これらの環境づくりと併行して、全ての管理者を対象にダイバーシティー&インクルージョンや育児支援制度の研修を実施し、管理者を通じて従業員への理解促進を図っています。このように、当社では女性社員の活躍推進のための環境づくり、全従業員の理解促進の2つの側面から取り組んでいます。これらを通じて、女性社員が活躍できる環境を整え、管理職に占める女性社員比率は、2030年度で7%以上を目標に取り組んでいます(2024年3月時点3.4%)。

シニア人材の活躍推進
社内で様々なキャリアや経験を積み重ねてきた社員に、セカンドキャリアとして今後も自身の強みを活かしながらイキイキと活躍し続けてもらうために、「今後実施したい業務」や「得意分野」について、自己申告できる体制を整えています。担当業務は、例えば、今までの経験や知識を活かした社内講師、店舗の改装を担う専門チームや店舗からの相談事に対応するアドバイザーなどがあります。最近では住宅設備の補修やリフォームを担う住まいるヘルパー事業において、社内職人としての活躍を希望する社員も多くなっています。
日本の生産年齢人口の減少が予想される中、経験豊富なシニア人材が活躍できる体制をさらに強化していく方針です。

社内登用の推進
正社員へのキャリアアップを希望する従業員がやりがいを感じ、自己実現を図ることを目的として、パートナー社員から正社員へチャレンジできる社内登用制度を導入しています。
社内登用制度は能力や意欲がある従業員の活躍の場を広げることで、将来的に店舗の管理者や本社の専門職として期待できる人材を発掘することも目的としています。例えば、2008年度にパートナー社員から正社員に登用された男性社員は、店舗や本社での経験を経て2018年度から店長を担い、現在は本社部署のマネジャーとして活躍しています。同様に、2011年度に正社員に登用された女性社員も店舗での経験を積み重ね、2023年度からは店長に昇進し、現場の指揮を執っています。
2023年度は合計16人の従業員が正社員登用試験に合格しています。今後もキャリア形成の一環として、また人材の多様性を高めるため、社内登用を推進していきます。
副業制度
2024年1月より、社員のキャリア形成や自己成長を促進することを目的に、許可制にて副業を認める制度を導入しています。社内では得られない知識・スキルを獲得する機会を創出し、社員の成長や本業への相乗効果、イノベーションの促進に繫がることを期待しています。

[チャレンジ課題] 人材の活躍推進に関する記事の「社内登用制度は能力や意欲があ」から「店長に昇進し、現場の指揮を執っています。」まで(両端を含む)を、「マネジャー」を「リーダー」に差し替えて書き出してもらえますか?

[提供データ]
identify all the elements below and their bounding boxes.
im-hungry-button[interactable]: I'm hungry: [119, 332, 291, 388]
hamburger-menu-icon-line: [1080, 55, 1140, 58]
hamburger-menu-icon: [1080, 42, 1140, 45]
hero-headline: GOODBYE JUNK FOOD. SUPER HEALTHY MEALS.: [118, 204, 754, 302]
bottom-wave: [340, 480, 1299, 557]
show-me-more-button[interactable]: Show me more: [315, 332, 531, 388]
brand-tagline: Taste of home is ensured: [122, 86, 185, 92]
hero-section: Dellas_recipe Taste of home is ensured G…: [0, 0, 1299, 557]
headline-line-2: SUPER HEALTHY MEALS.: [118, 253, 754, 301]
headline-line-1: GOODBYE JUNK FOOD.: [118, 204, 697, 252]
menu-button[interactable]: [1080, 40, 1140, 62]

[完成解答]
社内登用制度は能力や意欲がある従業員の活躍の場を広げることで、将来的に店舗の管理者や本社の専門職として期待できる人材を発掘することも目的としています。例えば、2008年度にパートナー社員から正社員に登用された男性社員は、店舗や本社での経験を経て2018年度から店長を担い、現在は本社部署のリーダーとして活躍しています。同様に、2011年度に正社員に登用された女性社員も店舗での経験を積み重ね、2023年度からは店長に昇進し、現場の指揮を執っています。